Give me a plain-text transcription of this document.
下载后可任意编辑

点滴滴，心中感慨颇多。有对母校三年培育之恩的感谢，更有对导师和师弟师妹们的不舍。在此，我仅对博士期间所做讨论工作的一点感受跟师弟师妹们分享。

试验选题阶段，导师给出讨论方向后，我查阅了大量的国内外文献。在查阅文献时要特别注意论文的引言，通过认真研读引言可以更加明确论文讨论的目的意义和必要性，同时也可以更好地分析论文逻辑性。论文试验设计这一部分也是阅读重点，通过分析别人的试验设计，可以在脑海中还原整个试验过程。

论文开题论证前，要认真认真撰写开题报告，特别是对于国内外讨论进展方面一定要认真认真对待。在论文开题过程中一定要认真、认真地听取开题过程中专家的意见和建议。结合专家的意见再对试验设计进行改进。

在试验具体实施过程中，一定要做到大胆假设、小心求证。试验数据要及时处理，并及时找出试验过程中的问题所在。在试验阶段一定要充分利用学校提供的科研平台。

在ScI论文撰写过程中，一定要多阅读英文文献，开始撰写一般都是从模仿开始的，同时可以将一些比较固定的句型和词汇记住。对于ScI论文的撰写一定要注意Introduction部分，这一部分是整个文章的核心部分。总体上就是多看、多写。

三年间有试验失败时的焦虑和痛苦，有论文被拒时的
= = =
• **Objective**:
Repeat the data above exactly.

• **Solution for this task**:
Give me a plain-text transcription of this document.
下载后可任意编辑

点滴滴，心中感慨颇多。有对母校三年培育之恩的感谢，更有对导师和师弟师妹们的不舍。在此，我仅对博士期间所做讨论工作的一点感受跟师弟师妹们分享。

试验选题阶段，导师给出讨论方向后，我查阅了大量的国内外文献。在查阅文献时要特别注意论文的引言，通过认真研读引言可以更加明确论文讨论的目的意义和必要性，同时也可以更好地分析论文逻辑性。论文试验设计这一部分也是阅读重点，通过分析别人的试验设计，可以在脑海中还原整个试验过程。

论文开题论证前，要认真认真撰写开题报告，特别是对于国内外讨论进展方面一定要认真认真对待。在论文开题过程中一定要认真、认真地听取开题过程中专家的意见和建议。结合专家的意见再对试验设计进行改进。

在试验具体实施过程中，一定要做到大胆假设、小心求证。试验数据要及时处理，并及时找出试验过程中的问题所在。在试验阶段一定要充分利用学校提供的科研平台。

在ScI论文撰写过程中，一定要多阅读英文文献，开始撰写一般都是从模仿开始的，同时可以将一些比较固定的句型和词汇记住。对于ScI论文的撰写一定要注意Introduction部分，这一部分是整个文章的核心部分。总体上就是多看、多写。

三年间有试验失败时的焦虑和痛苦，有论文被拒时的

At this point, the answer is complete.